-- Information provided start --
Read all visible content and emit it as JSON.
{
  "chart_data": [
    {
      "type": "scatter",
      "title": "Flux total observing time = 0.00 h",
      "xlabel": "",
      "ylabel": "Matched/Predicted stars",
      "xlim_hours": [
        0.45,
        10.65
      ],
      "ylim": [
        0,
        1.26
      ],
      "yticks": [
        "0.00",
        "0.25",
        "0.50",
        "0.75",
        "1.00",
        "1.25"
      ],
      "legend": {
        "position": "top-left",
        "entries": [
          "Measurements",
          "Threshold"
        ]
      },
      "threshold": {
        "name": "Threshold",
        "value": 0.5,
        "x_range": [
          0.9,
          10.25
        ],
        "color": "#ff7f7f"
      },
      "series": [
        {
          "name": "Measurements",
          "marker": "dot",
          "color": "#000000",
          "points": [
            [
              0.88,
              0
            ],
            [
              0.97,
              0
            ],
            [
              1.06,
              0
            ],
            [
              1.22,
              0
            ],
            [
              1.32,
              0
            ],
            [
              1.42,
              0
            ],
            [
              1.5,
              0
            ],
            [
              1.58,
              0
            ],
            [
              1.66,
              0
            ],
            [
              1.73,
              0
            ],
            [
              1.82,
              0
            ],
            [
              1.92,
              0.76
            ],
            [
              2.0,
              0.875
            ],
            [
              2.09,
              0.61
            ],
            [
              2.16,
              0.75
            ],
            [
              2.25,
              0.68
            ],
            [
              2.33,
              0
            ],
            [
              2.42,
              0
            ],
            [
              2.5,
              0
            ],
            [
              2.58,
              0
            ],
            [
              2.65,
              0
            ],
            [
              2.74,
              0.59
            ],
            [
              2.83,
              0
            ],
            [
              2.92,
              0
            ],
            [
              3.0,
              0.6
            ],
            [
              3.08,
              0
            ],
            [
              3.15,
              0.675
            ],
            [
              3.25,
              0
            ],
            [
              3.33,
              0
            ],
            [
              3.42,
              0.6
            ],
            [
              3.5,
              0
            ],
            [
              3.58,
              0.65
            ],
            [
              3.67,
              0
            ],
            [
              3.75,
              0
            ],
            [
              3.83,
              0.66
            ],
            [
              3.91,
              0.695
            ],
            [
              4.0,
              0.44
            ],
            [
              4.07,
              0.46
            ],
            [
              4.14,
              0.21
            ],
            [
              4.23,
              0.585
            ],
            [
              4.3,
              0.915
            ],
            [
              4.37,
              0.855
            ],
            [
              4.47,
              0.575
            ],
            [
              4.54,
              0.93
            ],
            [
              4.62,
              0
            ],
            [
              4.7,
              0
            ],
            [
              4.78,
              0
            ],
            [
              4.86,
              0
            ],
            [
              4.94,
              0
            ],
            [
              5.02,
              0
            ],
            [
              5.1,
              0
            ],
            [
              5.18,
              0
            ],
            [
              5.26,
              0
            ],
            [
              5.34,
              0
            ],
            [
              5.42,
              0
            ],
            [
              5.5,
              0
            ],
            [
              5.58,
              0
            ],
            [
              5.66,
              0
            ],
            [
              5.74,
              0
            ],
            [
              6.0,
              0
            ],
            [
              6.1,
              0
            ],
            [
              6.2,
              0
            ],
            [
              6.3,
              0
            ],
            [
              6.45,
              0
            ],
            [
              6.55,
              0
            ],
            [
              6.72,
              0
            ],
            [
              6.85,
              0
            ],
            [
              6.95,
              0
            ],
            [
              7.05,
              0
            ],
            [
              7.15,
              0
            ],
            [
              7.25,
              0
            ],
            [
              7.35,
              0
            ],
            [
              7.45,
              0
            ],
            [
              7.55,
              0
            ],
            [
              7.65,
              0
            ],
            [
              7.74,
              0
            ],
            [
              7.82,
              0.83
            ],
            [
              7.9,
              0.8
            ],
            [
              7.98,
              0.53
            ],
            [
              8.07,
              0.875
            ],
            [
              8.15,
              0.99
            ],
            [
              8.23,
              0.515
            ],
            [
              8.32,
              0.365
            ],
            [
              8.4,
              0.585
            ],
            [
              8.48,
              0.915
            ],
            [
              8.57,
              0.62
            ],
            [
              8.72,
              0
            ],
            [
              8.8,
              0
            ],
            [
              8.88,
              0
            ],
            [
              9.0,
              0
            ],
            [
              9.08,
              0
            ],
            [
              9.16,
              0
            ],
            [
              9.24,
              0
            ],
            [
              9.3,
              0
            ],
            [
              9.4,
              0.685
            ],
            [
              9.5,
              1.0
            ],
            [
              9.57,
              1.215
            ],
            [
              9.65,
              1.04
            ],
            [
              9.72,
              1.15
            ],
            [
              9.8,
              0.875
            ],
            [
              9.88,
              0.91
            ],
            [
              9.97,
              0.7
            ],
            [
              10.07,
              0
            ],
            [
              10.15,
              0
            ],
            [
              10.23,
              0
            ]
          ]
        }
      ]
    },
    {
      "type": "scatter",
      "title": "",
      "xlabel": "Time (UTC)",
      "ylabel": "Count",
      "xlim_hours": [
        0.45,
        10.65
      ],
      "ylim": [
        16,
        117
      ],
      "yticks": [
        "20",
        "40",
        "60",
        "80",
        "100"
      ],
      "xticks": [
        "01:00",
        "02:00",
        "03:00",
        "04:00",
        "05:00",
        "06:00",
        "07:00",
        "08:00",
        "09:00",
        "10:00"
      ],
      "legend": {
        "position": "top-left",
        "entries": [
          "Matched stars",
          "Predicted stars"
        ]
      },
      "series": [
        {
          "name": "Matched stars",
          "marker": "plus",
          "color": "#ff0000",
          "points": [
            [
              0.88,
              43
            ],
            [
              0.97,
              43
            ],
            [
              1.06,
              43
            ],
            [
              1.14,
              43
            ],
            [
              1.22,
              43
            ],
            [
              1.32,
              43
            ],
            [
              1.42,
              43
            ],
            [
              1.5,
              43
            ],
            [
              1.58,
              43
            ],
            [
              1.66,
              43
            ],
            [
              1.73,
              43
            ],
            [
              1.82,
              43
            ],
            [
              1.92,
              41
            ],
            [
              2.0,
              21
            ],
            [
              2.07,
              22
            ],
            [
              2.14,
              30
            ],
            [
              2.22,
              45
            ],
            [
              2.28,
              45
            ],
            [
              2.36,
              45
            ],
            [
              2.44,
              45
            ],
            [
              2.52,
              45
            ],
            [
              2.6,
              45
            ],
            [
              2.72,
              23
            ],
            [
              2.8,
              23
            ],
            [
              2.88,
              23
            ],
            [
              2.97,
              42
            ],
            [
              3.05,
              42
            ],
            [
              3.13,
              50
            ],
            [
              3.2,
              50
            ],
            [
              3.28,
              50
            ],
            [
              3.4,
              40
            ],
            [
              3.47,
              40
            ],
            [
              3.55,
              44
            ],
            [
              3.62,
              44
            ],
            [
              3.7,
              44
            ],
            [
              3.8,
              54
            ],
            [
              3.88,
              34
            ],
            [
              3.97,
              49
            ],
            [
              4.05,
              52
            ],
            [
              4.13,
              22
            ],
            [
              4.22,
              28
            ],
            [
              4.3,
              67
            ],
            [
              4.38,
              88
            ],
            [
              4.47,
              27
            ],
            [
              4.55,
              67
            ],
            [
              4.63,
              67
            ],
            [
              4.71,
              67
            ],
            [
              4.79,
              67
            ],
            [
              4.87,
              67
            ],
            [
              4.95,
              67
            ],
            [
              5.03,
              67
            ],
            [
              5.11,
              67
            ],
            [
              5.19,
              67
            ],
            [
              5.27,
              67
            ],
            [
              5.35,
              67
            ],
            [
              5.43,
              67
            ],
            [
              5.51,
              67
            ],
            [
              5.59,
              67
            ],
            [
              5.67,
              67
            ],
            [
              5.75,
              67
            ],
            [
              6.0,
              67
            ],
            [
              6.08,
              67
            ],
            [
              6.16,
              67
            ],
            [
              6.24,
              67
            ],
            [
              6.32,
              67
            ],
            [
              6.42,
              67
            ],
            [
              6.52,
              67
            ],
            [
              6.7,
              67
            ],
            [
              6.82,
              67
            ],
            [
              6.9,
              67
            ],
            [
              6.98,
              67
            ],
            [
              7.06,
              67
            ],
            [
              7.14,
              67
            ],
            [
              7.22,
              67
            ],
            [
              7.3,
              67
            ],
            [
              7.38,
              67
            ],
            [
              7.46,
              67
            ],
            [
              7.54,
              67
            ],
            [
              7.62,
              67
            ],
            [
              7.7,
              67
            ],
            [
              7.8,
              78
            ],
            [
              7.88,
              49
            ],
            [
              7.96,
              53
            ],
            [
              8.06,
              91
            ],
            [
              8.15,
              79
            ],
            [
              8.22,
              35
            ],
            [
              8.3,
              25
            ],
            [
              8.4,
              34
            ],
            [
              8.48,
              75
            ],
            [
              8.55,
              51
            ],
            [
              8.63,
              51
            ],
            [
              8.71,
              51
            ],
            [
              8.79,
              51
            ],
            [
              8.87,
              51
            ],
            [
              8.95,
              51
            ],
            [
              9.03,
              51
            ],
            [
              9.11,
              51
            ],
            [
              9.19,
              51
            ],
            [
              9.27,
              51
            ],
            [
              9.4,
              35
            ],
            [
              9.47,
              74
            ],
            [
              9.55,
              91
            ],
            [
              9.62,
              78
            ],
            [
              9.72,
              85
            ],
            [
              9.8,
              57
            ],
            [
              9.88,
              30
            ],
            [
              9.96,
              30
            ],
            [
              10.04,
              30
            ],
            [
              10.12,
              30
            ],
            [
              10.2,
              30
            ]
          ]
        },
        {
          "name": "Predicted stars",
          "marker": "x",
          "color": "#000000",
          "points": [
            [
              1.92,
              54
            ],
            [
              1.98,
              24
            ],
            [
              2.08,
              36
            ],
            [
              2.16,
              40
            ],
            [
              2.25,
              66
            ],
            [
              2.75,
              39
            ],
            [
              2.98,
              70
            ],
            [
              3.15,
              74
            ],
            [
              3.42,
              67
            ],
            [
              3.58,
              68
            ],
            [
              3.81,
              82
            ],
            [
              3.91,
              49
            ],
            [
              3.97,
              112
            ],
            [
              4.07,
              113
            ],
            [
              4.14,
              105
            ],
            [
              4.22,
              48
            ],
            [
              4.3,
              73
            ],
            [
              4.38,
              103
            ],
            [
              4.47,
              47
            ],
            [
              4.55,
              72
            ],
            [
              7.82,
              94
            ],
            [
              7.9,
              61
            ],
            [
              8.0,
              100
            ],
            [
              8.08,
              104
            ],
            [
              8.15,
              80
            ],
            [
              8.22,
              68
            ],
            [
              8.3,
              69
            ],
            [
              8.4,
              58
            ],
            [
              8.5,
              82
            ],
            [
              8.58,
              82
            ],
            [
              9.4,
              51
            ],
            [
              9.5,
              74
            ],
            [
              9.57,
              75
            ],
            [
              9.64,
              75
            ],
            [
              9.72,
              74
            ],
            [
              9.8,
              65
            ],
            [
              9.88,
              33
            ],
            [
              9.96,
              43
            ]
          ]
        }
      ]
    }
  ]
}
-- Information provided end --
-- Information provided start --
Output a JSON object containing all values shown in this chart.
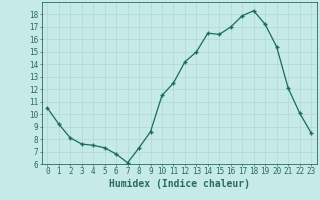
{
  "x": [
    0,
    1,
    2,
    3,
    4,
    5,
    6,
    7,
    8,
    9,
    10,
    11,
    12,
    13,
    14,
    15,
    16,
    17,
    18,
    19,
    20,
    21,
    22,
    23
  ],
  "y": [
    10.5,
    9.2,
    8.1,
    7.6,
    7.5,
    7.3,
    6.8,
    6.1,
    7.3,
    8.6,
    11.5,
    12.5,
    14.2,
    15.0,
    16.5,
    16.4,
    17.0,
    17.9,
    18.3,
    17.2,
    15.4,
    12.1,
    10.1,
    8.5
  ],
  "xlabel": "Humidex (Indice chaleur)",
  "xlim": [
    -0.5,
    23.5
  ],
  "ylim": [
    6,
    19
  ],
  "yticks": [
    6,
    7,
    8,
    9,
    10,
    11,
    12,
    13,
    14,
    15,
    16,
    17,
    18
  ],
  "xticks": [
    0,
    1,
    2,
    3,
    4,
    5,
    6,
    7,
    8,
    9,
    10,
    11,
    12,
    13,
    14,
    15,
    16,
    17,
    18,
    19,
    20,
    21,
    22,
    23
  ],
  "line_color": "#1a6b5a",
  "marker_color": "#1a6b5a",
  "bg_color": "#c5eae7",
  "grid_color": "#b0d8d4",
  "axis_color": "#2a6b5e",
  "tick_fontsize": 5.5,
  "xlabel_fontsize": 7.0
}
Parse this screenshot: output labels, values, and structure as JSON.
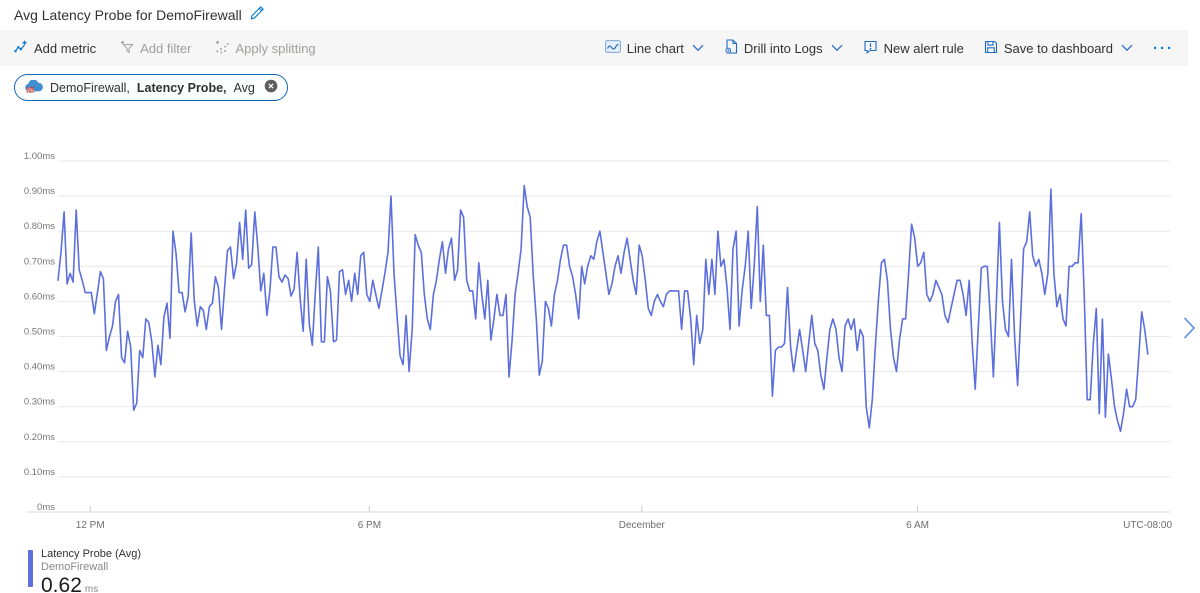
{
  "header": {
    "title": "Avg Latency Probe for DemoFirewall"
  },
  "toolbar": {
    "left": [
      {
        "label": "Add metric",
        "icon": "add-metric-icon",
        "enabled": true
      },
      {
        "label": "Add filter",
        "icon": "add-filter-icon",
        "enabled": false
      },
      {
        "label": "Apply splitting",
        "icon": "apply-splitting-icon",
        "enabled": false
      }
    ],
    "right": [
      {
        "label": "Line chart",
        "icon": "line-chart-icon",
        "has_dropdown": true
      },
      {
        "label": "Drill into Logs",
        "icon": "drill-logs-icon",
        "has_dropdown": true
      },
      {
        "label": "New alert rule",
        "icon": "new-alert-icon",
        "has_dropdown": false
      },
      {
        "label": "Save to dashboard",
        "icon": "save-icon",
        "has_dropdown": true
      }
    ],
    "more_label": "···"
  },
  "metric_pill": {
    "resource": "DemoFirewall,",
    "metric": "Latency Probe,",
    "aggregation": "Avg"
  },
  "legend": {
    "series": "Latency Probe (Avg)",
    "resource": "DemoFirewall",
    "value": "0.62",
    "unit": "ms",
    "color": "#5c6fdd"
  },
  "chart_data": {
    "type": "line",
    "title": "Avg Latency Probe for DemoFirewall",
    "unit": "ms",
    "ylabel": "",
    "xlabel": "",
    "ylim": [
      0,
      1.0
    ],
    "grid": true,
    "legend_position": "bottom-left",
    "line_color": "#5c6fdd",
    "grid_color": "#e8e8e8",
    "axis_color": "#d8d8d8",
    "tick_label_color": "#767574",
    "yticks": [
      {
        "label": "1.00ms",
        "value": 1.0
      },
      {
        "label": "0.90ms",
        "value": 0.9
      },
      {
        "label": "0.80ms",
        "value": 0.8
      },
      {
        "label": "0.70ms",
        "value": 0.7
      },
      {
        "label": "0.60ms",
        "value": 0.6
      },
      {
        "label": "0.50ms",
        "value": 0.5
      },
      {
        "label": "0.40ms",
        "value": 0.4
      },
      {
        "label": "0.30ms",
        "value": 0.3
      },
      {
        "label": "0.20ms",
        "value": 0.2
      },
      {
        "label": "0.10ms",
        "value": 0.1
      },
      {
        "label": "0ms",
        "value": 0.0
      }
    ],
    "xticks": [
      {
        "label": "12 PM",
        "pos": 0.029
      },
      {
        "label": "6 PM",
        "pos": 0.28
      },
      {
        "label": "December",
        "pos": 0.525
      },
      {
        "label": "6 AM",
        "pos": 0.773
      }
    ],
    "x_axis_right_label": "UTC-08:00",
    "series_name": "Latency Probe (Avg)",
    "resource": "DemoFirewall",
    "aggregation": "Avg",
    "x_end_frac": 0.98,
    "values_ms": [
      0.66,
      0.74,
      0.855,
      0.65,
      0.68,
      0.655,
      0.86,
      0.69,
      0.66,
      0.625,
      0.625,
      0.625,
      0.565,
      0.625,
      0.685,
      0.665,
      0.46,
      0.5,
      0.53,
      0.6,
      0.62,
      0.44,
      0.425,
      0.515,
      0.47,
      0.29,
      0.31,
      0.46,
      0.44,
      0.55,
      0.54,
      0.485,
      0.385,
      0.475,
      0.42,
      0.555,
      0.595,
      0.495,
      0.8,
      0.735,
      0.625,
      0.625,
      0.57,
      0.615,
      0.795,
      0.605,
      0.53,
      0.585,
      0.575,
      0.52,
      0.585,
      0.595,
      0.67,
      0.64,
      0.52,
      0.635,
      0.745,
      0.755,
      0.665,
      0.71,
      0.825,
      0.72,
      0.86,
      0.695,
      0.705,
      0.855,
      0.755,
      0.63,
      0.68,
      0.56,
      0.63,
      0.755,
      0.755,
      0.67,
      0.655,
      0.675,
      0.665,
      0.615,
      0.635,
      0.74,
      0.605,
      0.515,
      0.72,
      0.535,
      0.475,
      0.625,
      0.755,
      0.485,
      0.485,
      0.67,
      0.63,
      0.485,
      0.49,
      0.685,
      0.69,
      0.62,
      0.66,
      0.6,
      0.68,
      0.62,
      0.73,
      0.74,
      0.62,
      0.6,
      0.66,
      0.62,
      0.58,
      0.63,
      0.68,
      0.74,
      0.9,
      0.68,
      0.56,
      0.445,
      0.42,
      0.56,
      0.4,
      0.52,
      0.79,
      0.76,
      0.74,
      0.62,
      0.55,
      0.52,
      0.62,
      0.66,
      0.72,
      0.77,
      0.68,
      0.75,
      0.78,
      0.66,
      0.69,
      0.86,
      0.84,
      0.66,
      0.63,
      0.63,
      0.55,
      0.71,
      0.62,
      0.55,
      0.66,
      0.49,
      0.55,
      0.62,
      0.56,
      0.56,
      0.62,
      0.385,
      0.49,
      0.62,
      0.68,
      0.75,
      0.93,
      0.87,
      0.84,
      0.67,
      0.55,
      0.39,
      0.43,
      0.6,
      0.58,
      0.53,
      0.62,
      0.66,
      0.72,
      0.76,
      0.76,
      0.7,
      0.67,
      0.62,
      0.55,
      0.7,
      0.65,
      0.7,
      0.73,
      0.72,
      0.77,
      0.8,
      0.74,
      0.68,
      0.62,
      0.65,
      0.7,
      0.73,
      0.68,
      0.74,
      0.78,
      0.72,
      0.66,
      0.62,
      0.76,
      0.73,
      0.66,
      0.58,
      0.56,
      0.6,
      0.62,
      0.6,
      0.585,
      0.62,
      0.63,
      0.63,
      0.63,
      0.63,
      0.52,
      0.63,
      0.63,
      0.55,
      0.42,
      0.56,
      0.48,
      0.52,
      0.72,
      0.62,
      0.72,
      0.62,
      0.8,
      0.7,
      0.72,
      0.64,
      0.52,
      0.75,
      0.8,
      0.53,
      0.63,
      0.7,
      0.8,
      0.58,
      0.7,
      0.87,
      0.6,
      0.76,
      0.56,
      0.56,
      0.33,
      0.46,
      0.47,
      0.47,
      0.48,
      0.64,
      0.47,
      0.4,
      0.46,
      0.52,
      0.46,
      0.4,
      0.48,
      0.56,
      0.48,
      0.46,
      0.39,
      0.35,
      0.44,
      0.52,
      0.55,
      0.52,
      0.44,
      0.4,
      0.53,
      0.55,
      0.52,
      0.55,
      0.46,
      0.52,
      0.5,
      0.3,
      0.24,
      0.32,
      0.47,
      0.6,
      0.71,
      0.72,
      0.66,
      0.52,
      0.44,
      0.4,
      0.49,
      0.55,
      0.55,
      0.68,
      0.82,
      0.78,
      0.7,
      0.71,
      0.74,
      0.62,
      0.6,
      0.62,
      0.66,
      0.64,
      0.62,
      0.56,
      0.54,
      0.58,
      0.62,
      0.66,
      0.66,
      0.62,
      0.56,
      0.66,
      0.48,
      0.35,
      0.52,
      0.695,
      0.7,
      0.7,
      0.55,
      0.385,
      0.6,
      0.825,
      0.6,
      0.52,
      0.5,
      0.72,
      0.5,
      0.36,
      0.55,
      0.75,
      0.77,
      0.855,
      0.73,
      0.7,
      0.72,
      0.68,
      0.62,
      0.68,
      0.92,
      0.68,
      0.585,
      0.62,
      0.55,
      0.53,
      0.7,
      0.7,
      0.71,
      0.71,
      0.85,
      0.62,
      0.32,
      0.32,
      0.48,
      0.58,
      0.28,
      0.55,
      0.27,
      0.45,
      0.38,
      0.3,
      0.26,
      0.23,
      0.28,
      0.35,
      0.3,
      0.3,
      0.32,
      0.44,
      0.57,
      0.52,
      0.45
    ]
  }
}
-- Information provided end --
-- Information provided start --
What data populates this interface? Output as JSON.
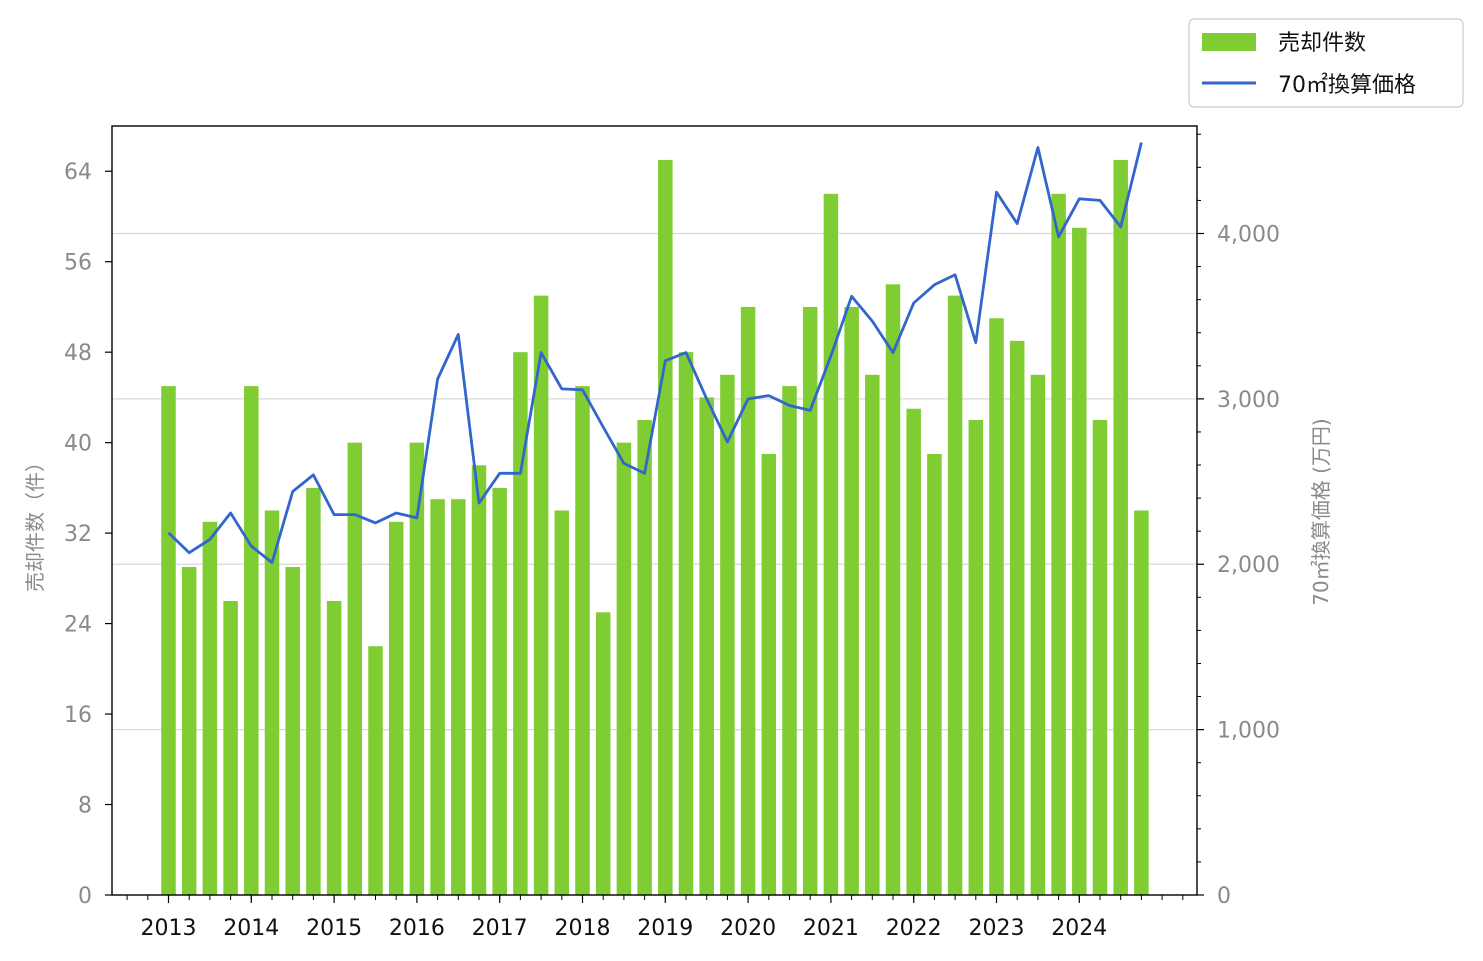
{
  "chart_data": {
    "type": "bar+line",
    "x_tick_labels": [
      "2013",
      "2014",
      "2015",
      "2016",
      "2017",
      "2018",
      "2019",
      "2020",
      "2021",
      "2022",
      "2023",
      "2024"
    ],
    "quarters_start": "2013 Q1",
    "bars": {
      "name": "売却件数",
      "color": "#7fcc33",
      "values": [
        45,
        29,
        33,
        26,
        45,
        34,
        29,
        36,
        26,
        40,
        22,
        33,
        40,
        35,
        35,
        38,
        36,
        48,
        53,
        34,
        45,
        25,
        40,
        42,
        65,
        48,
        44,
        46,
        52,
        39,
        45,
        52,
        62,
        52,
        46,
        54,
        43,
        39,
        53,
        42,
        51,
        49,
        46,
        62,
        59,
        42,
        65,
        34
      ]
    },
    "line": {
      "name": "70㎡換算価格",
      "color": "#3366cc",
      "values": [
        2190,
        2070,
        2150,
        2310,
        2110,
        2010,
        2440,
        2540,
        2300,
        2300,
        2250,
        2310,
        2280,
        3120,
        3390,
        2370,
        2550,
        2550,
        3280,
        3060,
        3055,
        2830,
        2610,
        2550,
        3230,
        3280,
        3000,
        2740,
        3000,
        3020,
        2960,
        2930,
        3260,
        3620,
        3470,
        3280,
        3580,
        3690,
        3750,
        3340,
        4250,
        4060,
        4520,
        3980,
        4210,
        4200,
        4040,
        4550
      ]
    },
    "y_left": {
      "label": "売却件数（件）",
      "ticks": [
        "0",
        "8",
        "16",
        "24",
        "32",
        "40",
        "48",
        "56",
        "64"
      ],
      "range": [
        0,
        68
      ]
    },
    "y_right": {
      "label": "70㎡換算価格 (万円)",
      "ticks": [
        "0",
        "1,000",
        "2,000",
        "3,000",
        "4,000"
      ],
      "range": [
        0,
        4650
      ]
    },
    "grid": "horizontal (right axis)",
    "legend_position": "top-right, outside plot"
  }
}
-- Information provided end --
* [The request]
Identify each line containing the string "Probe" and copy it out.

* [Solution]
    "title": "Avg Latency Probe for DemoFirewall"
    "metric": "Latency Probe,",
    "series": "Latency Probe (Avg)",
    "title": "Avg Latency Probe for DemoFirewall",
    "series_name": "Latency Probe (Avg)",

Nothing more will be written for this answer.